• PROVIDED RECORDS:
..........
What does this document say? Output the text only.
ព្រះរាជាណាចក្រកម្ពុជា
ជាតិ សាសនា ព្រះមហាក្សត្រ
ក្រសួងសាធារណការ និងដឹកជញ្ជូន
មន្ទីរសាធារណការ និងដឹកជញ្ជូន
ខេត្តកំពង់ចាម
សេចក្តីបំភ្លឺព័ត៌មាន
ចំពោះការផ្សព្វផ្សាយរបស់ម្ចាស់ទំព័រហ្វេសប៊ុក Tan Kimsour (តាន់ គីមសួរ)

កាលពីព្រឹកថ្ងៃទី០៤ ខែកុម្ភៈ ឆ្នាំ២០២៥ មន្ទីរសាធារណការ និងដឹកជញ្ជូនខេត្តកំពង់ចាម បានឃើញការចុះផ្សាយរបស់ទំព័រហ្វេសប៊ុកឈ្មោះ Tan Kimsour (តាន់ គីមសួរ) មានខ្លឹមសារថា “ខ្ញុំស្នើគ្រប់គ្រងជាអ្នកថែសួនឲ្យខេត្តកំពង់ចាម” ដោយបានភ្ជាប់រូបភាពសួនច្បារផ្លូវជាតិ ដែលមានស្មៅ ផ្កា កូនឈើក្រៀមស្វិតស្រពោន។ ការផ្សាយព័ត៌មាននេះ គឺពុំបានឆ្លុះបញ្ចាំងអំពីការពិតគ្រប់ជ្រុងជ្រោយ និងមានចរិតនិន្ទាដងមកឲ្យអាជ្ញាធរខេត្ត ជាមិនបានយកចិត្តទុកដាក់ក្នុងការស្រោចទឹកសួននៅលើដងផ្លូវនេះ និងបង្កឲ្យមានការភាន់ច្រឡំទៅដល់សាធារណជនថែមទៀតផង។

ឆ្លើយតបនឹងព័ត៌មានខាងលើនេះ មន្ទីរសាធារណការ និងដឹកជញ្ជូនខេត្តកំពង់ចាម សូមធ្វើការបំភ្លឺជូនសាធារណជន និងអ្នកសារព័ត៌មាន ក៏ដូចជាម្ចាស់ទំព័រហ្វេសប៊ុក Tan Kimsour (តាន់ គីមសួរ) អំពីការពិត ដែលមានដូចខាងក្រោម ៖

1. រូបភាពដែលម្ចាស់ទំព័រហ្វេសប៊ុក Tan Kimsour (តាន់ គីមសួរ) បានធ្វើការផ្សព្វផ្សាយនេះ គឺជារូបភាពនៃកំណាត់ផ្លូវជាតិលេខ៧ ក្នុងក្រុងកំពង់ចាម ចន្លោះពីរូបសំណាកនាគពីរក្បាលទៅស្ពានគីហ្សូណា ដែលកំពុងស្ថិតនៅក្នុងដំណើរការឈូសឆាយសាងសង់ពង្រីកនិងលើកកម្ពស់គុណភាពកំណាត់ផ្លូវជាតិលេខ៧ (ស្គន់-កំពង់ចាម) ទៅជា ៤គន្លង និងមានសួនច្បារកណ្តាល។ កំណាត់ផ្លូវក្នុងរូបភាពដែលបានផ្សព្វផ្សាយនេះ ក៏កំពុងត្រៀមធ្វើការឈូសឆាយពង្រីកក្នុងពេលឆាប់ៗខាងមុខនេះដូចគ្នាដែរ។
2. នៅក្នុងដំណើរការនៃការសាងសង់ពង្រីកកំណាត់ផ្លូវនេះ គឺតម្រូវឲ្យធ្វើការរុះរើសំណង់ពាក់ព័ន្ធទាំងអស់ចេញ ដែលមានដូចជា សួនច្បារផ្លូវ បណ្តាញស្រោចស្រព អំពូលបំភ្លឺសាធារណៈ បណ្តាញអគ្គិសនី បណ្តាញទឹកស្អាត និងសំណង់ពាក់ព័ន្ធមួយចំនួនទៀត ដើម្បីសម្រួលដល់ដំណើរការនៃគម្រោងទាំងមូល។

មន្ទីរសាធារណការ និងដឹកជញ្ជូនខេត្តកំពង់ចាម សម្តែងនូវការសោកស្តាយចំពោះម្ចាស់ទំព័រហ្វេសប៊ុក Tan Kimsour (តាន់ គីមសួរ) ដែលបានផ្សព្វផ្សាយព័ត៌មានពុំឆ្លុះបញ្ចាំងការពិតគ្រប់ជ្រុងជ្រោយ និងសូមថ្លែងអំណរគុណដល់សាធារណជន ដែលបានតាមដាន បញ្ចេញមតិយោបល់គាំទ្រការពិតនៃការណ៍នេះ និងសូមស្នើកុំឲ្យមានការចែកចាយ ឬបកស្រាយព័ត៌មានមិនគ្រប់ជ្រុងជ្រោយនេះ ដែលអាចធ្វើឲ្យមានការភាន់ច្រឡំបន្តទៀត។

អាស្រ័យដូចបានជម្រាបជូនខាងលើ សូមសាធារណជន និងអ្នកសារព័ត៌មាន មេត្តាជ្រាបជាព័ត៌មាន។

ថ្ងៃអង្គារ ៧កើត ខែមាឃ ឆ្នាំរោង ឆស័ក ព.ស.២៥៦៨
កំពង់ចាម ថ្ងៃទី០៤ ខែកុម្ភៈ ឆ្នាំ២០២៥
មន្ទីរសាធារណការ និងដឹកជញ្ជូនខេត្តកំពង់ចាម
..........
• PROBLEM REQUIREMENTS: Collect the lines of the data that carry the word "យរបស".

• FINISHED ANSWER:
ចំពោះការផ្សព្វផ្សាយរបស់ម្ចាស់ទំព័រហ្វេសប៊ុក Tan Kimsour (តាន់ គីមសួរ)
កាលពីព្រឹកថ្ងៃទី០៤ ខែកុម្ភៈ ឆ្នាំ២០២៥ មន្ទីរសាធារណការ និងដឹកជញ្ជូនខេត្តកំពង់ចាម បានឃើញការចុះផ្សាយរបស់ទំព័រហ្វេសប៊ុកឈ្មោះ Tan Kimsour (តាន់ គីមសួរ) មានខ្លឹមសារថា “ខ្ញុំស្នើគ្រប់គ្រងជាអ្នកថែសួនឲ្យខេត្តកំពង់ចាម” ដោយបានភ្ជាប់រូបភាពសួនច្បារផ្លូវជាតិ ដែលមានស្មៅ ផ្កា កូនឈើក្រៀមស្វិតស្រពោន។ ការផ្សាយព័ត៌មាននេះ គឺពុំបានឆ្លុះបញ្ចាំងអំពីការពិតគ្រប់ជ្រុងជ្រោយ និងមានចរិតនិន្ទាដងមកឲ្យអាជ្ញាធរខេត្ត ជាមិនបានយកចិត្តទុកដាក់ក្នុងការស្រោចទឹកសួននៅលើដងផ្លូវនេះ និងបង្កឲ្យមានការភាន់ច្រឡំទៅដល់សាធារណជនថែមទៀតផង។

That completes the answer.